[Items from a dataset]
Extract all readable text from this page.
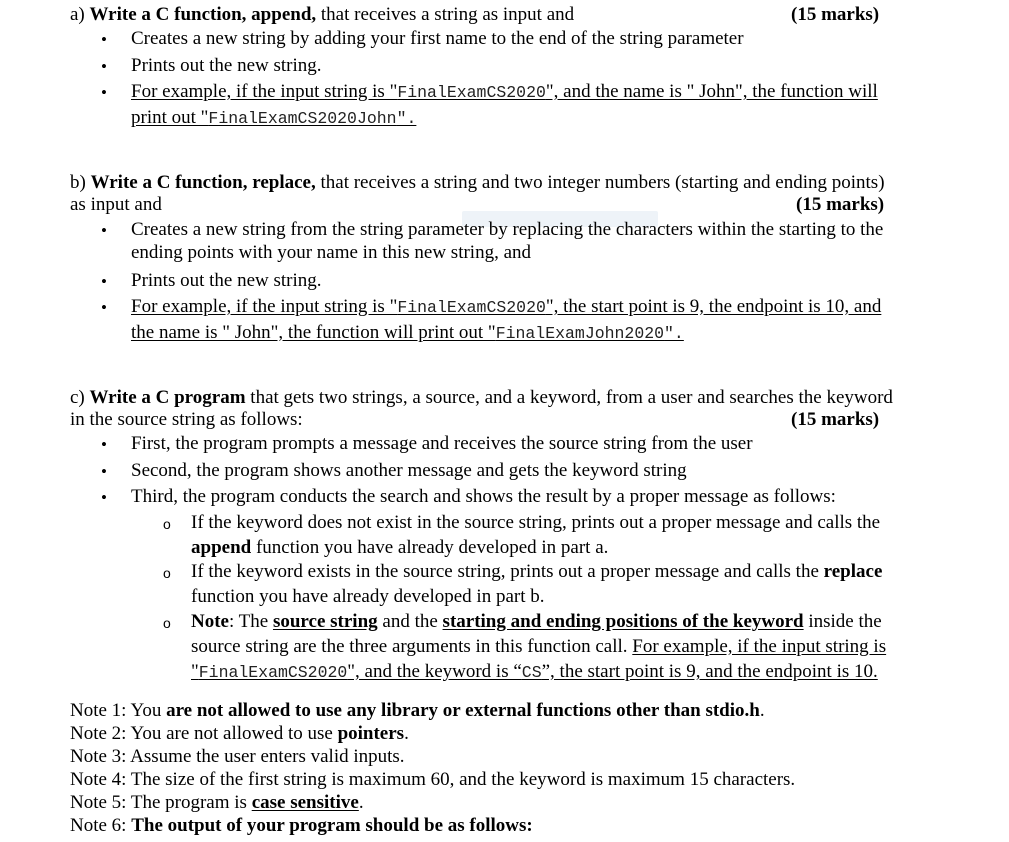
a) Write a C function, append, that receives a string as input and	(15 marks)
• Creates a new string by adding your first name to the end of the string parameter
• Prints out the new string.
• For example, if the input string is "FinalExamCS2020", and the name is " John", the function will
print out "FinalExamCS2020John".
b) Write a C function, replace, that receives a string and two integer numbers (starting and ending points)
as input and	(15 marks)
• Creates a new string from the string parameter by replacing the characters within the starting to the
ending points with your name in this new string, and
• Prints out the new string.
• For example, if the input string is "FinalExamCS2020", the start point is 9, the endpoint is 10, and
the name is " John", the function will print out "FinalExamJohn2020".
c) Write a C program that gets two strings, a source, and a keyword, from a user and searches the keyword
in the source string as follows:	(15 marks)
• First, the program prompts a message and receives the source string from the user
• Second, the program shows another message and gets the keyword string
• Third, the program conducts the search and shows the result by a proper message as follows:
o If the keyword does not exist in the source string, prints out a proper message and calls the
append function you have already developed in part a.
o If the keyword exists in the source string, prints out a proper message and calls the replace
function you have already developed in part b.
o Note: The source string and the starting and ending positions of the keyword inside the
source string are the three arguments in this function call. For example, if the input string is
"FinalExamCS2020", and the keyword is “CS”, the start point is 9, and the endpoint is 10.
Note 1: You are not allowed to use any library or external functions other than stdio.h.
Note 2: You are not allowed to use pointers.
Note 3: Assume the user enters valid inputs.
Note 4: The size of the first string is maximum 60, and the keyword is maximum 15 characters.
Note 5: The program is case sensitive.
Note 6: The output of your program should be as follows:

==

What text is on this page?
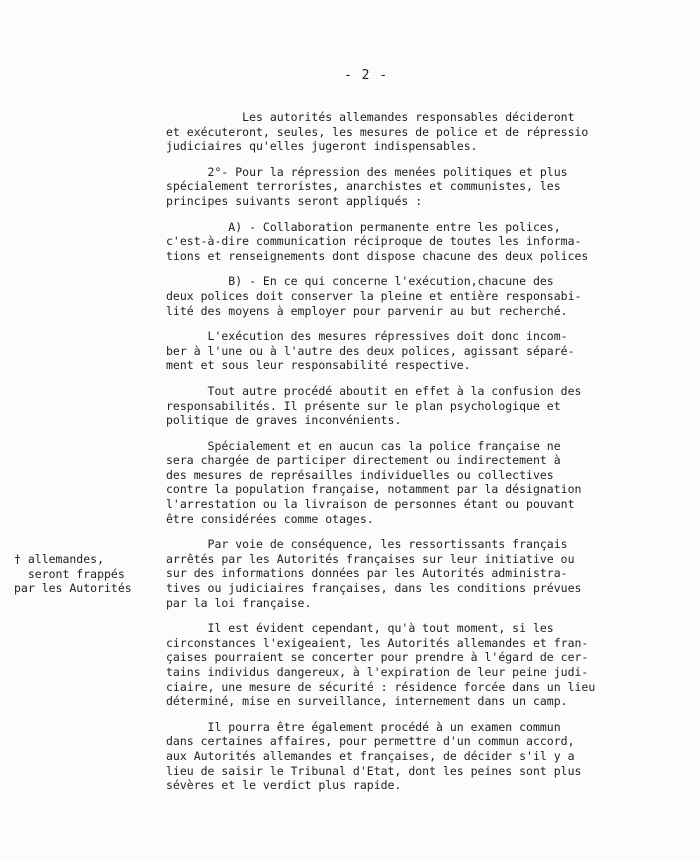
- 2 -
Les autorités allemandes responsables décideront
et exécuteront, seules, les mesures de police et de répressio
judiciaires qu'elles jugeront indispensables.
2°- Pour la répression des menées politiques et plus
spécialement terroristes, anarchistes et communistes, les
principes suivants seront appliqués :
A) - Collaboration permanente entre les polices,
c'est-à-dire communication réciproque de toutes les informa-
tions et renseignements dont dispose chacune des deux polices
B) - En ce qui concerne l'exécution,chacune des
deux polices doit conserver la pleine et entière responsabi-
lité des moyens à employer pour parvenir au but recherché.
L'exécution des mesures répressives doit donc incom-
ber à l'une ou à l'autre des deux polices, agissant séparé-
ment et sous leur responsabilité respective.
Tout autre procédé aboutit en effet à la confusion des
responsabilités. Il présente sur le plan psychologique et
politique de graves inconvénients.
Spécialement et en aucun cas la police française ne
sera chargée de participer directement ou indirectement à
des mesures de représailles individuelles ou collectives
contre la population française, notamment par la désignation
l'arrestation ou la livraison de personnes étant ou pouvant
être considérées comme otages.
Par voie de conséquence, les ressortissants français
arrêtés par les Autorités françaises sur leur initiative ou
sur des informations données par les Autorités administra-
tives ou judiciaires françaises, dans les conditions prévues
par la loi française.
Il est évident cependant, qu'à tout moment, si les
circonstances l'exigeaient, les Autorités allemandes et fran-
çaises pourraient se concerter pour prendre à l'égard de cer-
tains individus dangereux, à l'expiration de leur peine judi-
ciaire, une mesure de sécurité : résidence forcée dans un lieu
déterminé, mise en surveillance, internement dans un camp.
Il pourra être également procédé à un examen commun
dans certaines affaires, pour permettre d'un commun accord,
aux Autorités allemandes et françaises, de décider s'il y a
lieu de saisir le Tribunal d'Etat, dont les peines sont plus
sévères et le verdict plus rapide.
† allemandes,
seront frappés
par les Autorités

■ **WRITTEN REQUEST**
Only the number is wanted: count the lines of the records that hold the word "dans".

■ **RESULT OF THE TASK**
4